begin AVAILABLE DATA
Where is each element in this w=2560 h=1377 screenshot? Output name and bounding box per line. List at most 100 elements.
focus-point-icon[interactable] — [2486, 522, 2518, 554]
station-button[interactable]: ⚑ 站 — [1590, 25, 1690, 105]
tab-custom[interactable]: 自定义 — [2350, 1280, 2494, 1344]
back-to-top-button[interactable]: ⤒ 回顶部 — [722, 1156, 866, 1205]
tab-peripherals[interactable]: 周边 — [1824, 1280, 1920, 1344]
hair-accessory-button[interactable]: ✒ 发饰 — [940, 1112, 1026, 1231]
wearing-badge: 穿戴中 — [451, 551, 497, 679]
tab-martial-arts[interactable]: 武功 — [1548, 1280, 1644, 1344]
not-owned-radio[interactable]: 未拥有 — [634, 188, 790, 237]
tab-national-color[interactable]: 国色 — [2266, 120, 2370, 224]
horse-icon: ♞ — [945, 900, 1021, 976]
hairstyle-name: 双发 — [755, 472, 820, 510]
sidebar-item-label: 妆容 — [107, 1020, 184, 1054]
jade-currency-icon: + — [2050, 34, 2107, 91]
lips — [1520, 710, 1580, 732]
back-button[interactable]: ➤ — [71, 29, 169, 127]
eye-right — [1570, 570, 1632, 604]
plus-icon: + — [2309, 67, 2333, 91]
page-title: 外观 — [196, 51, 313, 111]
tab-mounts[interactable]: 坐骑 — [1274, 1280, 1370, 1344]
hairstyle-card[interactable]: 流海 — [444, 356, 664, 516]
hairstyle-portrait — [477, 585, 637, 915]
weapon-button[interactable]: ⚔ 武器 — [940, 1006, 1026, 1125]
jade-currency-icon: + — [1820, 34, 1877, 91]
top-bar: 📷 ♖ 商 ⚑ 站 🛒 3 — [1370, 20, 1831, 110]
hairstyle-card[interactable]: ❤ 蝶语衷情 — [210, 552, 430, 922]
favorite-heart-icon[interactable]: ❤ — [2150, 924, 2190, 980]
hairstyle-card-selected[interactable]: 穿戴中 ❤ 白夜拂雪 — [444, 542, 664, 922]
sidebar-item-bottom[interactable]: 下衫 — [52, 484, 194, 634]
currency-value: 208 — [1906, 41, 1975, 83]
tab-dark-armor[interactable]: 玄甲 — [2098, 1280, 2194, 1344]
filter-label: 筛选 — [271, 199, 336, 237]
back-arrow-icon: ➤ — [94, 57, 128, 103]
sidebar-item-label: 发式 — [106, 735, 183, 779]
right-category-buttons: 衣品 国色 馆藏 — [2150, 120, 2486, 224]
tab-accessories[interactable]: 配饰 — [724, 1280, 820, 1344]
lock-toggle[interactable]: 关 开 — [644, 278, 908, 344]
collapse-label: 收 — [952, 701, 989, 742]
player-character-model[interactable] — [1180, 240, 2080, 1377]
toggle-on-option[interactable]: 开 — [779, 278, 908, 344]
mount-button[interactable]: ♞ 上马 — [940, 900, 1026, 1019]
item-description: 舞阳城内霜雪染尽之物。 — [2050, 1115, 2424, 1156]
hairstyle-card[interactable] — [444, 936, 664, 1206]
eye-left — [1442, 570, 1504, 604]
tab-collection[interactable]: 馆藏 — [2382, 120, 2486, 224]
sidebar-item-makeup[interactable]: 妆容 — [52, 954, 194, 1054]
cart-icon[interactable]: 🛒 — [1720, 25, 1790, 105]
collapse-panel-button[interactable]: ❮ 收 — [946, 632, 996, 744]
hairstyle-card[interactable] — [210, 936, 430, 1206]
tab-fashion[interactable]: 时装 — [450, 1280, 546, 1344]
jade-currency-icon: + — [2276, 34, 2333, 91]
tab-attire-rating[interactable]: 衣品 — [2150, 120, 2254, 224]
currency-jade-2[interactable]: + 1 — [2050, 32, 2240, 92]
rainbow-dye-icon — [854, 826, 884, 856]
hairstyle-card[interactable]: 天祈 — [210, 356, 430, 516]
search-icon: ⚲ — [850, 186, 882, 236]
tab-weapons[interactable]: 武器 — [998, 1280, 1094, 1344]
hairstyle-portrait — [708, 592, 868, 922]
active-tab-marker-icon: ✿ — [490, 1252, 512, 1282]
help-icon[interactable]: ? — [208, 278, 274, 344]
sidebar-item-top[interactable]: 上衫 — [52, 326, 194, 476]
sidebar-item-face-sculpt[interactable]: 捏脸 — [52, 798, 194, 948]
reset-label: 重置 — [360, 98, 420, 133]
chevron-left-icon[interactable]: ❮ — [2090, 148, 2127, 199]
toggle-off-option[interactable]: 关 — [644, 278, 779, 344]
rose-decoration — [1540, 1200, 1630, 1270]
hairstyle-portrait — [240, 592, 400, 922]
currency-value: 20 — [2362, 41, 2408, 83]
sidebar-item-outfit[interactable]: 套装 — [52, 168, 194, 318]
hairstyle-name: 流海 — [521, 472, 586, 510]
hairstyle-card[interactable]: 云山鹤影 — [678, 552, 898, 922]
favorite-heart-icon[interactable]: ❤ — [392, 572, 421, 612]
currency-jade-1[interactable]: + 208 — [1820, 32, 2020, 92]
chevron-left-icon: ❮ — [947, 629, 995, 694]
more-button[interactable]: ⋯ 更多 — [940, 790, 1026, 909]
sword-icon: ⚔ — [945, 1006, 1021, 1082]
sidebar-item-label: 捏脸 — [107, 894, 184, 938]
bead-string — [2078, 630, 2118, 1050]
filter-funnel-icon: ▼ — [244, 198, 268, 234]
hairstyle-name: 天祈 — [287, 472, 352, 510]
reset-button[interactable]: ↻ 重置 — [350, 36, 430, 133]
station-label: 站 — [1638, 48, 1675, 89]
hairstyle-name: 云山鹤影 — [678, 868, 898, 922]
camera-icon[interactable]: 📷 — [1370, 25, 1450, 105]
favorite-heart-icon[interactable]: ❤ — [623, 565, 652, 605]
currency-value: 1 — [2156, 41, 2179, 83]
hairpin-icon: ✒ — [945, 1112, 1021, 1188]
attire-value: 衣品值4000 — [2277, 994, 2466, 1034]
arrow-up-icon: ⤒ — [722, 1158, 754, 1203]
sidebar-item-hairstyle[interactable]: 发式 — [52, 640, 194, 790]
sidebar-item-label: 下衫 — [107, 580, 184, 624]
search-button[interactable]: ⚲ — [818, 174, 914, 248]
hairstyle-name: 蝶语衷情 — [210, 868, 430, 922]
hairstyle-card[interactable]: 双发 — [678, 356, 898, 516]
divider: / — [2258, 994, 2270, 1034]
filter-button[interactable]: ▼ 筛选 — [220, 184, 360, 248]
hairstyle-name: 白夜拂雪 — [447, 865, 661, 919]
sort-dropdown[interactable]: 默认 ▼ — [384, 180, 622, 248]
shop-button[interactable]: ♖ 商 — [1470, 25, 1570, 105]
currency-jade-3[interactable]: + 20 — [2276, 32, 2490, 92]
end AVAILABLE DATA
Rewrite the material above with every "favorite-heart-icon" switched to "like-icon". Leave everything else unchanged.

## COMPLETE RESPONSE
Where is each element in this w=2560 h=1377 screenshot? Output name and bounding box per line. List at most 100 elements.
focus-point-icon[interactable] — [2486, 522, 2518, 554]
station-button[interactable]: ⚑ 站 — [1590, 25, 1690, 105]
tab-custom[interactable]: 自定义 — [2350, 1280, 2494, 1344]
back-to-top-button[interactable]: ⤒ 回顶部 — [722, 1156, 866, 1205]
tab-peripherals[interactable]: 周边 — [1824, 1280, 1920, 1344]
hair-accessory-button[interactable]: ✒ 发饰 — [940, 1112, 1026, 1231]
wearing-badge: 穿戴中 — [451, 551, 497, 679]
tab-martial-arts[interactable]: 武功 — [1548, 1280, 1644, 1344]
not-owned-radio[interactable]: 未拥有 — [634, 188, 790, 237]
tab-national-color[interactable]: 国色 — [2266, 120, 2370, 224]
horse-icon: ♞ — [945, 900, 1021, 976]
hairstyle-name: 双发 — [755, 472, 820, 510]
sidebar-item-label: 妆容 — [107, 1020, 184, 1054]
jade-currency-icon: + — [2050, 34, 2107, 91]
lips — [1520, 710, 1580, 732]
back-button[interactable]: ➤ — [71, 29, 169, 127]
eye-right — [1570, 570, 1632, 604]
plus-icon: + — [2309, 67, 2333, 91]
page-title: 外观 — [196, 51, 313, 111]
tab-mounts[interactable]: 坐骑 — [1274, 1280, 1370, 1344]
hairstyle-card[interactable]: 流海 — [444, 356, 664, 516]
hairstyle-portrait — [477, 585, 637, 915]
weapon-button[interactable]: ⚔ 武器 — [940, 1006, 1026, 1125]
jade-currency-icon: + — [1820, 34, 1877, 91]
top-bar: 📷 ♖ 商 ⚑ 站 🛒 3 — [1370, 20, 1831, 110]
hairstyle-card[interactable]: ❤ 蝶语衷情 — [210, 552, 430, 922]
like-icon[interactable]: ❤ — [2150, 924, 2190, 980]
hairstyle-card-selected[interactable]: 穿戴中 ❤ 白夜拂雪 — [444, 542, 664, 922]
sidebar-item-bottom[interactable]: 下衫 — [52, 484, 194, 634]
currency-value: 208 — [1906, 41, 1975, 83]
tab-dark-armor[interactable]: 玄甲 — [2098, 1280, 2194, 1344]
filter-label: 筛选 — [271, 199, 336, 237]
back-arrow-icon: ➤ — [94, 57, 128, 103]
sidebar-item-label: 发式 — [106, 735, 183, 779]
right-category-buttons: 衣品 国色 馆藏 — [2150, 120, 2486, 224]
tab-accessories[interactable]: 配饰 — [724, 1280, 820, 1344]
lock-toggle[interactable]: 关 开 — [644, 278, 908, 344]
collapse-label: 收 — [952, 701, 989, 742]
player-character-model[interactable] — [1180, 240, 2080, 1377]
toggle-on-option[interactable]: 开 — [779, 278, 908, 344]
mount-button[interactable]: ♞ 上马 — [940, 900, 1026, 1019]
item-description: 舞阳城内霜雪染尽之物。 — [2050, 1115, 2424, 1156]
hairstyle-card[interactable] — [444, 936, 664, 1206]
eye-left — [1442, 570, 1504, 604]
tab-collection[interactable]: 馆藏 — [2382, 120, 2486, 224]
sidebar-item-makeup[interactable]: 妆容 — [52, 954, 194, 1054]
cart-icon[interactable]: 🛒 — [1720, 25, 1790, 105]
collapse-panel-button[interactable]: ❮ 收 — [946, 632, 996, 744]
hairstyle-card[interactable] — [210, 936, 430, 1206]
tab-fashion[interactable]: 时装 — [450, 1280, 546, 1344]
jade-currency-icon: + — [2276, 34, 2333, 91]
tab-attire-rating[interactable]: 衣品 — [2150, 120, 2254, 224]
currency-jade-2[interactable]: + 1 — [2050, 32, 2240, 92]
rainbow-dye-icon — [854, 826, 884, 856]
hairstyle-card[interactable]: 天祈 — [210, 356, 430, 516]
search-icon: ⚲ — [850, 186, 882, 236]
tab-weapons[interactable]: 武器 — [998, 1280, 1094, 1344]
hairstyle-portrait — [708, 592, 868, 922]
active-tab-marker-icon: ✿ — [490, 1252, 512, 1282]
help-icon[interactable]: ? — [208, 278, 274, 344]
sidebar-item-top[interactable]: 上衫 — [52, 326, 194, 476]
sidebar-item-face-sculpt[interactable]: 捏脸 — [52, 798, 194, 948]
reset-label: 重置 — [360, 98, 420, 133]
chevron-left-icon[interactable]: ❮ — [2090, 148, 2127, 199]
toggle-off-option[interactable]: 关 — [644, 278, 779, 344]
rose-decoration — [1540, 1200, 1630, 1270]
hairstyle-portrait — [240, 592, 400, 922]
currency-value: 20 — [2362, 41, 2408, 83]
sidebar-item-outfit[interactable]: 套装 — [52, 168, 194, 318]
hairstyle-name: 流海 — [521, 472, 586, 510]
hairstyle-card[interactable]: 云山鹤影 — [678, 552, 898, 922]
like-icon[interactable]: ❤ — [392, 572, 421, 612]
currency-jade-1[interactable]: + 208 — [1820, 32, 2020, 92]
chevron-left-icon: ❮ — [947, 629, 995, 694]
more-button[interactable]: ⋯ 更多 — [940, 790, 1026, 909]
sword-icon: ⚔ — [945, 1006, 1021, 1082]
sidebar-item-label: 捏脸 — [107, 894, 184, 938]
bead-string — [2078, 630, 2118, 1050]
filter-funnel-icon: ▼ — [244, 198, 268, 234]
hairstyle-name: 天祈 — [287, 472, 352, 510]
reset-button[interactable]: ↻ 重置 — [350, 36, 430, 133]
station-label: 站 — [1638, 48, 1675, 89]
hairstyle-name: 云山鹤影 — [678, 868, 898, 922]
camera-icon[interactable]: 📷 — [1370, 25, 1450, 105]
like-icon[interactable]: ❤ — [623, 565, 652, 605]
currency-value: 1 — [2156, 41, 2179, 83]
hairpin-icon: ✒ — [945, 1112, 1021, 1188]
attire-value: 衣品值4000 — [2277, 994, 2466, 1034]
arrow-up-icon: ⤒ — [722, 1158, 754, 1203]
sidebar-item-hairstyle[interactable]: 发式 — [52, 640, 194, 790]
sidebar-item-label: 下衫 — [107, 580, 184, 624]
search-button[interactable]: ⚲ — [818, 174, 914, 248]
hairstyle-name: 蝶语衷情 — [210, 868, 430, 922]
hairstyle-card[interactable]: 双发 — [678, 356, 898, 516]
divider: / — [2258, 994, 2270, 1034]
filter-button[interactable]: ▼ 筛选 — [220, 184, 360, 248]
hairstyle-name: 白夜拂雪 — [447, 865, 661, 919]
sort-dropdown[interactable]: 默认 ▼ — [384, 180, 622, 248]
shop-button[interactable]: ♖ 商 — [1470, 25, 1570, 105]
currency-jade-3[interactable]: + 20 — [2276, 32, 2490, 92]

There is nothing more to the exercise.